= What is needed =
Edit the passage on batching and latency from "This methodology provides" to "Disruptor technical paper.", swapping every "Disruptor" for "framework", and give that stretch of text back.
*** Opening Passage for review ***
This methodology provides some really nice batching behavior, which you can see in the BatchEventProcessor code. The code simply asks the RingBuffer for every item from the next value it needs up to the highest available sequence number.

You can use this batching code by implementing EventHandler. There are examples of how to use batching in the Disruptor performance tests, for example FizzBuzzEventHandler.

 

Is It a Low-Latency Queue? 

Sure, it can be used as such. We have figures from testing early versions of the Disruptor that show how much faster it is than ArrayBlockingQueue for a three-stage pipeline running on a 2.2 GHz Intel Core i7-2720QM processor using Java 1.6.0_25 64-bit on Ubuntu 11.04. Table 1 shows the latency per hop in the pipeline. For more details about this test, see the Disruptor technical paper.

But don’t think that these latency figures mean the Disruptor is a specialist solution for a specific performance niche, because it’s not. 

More Cool Stuff

One of the interesting things about the Disruptor is how it supports graphs of dependencies between system components without incurring any of the cost of contention usually associated with sharing data among threads.
*** Closing Passage for review ***
*** Opening Data for review ***
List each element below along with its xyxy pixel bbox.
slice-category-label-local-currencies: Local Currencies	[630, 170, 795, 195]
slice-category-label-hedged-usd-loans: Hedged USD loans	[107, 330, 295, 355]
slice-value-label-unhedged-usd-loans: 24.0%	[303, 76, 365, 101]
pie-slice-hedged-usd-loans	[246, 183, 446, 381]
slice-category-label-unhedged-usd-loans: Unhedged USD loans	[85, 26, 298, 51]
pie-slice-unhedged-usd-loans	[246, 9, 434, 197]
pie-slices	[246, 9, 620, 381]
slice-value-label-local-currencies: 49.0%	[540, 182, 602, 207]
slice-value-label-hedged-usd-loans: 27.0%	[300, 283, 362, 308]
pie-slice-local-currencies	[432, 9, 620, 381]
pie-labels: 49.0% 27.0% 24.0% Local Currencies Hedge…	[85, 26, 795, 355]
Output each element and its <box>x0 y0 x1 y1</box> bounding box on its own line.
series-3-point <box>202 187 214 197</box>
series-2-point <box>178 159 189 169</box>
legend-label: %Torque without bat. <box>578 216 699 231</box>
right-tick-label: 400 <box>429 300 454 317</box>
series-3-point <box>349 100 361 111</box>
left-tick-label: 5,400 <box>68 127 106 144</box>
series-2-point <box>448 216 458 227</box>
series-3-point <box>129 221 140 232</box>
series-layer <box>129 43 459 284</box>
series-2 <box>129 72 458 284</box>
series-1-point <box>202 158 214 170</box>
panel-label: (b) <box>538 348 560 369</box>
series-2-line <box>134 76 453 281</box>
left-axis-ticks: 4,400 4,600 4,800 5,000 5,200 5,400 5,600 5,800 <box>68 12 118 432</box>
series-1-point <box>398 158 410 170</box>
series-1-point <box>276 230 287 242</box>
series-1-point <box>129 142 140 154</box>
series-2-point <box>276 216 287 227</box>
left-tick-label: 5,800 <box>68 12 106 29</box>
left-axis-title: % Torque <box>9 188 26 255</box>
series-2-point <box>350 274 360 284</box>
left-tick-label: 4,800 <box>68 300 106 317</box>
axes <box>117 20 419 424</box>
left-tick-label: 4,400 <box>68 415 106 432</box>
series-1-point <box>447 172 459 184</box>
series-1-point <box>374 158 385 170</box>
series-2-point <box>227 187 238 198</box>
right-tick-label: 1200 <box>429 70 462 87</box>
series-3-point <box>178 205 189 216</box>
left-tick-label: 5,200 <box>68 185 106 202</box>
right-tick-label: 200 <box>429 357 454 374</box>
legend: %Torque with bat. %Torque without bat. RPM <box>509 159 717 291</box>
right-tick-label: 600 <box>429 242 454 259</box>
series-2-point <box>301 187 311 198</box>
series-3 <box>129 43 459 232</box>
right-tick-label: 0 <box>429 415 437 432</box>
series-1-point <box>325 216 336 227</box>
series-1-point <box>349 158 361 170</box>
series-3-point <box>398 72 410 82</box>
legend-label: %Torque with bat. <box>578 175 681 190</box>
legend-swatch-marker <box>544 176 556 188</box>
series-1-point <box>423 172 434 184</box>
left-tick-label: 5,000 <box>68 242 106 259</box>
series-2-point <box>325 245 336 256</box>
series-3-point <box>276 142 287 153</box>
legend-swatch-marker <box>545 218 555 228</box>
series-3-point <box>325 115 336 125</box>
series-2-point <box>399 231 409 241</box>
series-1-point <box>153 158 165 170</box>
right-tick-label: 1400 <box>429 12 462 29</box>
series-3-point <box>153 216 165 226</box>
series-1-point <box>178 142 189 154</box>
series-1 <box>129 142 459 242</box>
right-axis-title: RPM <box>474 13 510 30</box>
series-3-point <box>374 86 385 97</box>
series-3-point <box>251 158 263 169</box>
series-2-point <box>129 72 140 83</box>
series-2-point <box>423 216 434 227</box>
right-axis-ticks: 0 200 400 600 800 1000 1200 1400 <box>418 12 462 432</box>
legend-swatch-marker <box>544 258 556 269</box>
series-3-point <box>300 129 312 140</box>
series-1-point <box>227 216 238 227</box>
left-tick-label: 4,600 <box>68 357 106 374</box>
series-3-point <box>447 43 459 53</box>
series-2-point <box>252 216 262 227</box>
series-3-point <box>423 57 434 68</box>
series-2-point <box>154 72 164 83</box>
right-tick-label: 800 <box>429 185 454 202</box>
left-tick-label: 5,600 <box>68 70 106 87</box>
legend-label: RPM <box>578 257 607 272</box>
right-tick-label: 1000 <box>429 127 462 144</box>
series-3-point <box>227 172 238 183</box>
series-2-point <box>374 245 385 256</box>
*** Closing Data for review ***
= Answer to the exercise =
This methodology provides some really nice batching behavior, which you can see in the BatchEventProcessor code. The code simply asks the RingBuffer for every item from the next value it needs up to the highest available sequence number.

You can use this batching code by implementing EventHandler. There are examples of how to use batching in the framework performance tests, for example FizzBuzzEventHandler.

 

Is It a Low-Latency Queue? 

Sure, it can be used as such. We have figures from testing early versions of the framework that show how much faster it is than ArrayBlockingQueue for a three-stage pipeline running on a 2.2 GHz Intel Core i7-2720QM processor using Java 1.6.0_25 64-bit on Ubuntu 11.04. Table 1 shows the latency per hop in the pipeline. For more details about this test, see the framework technical paper.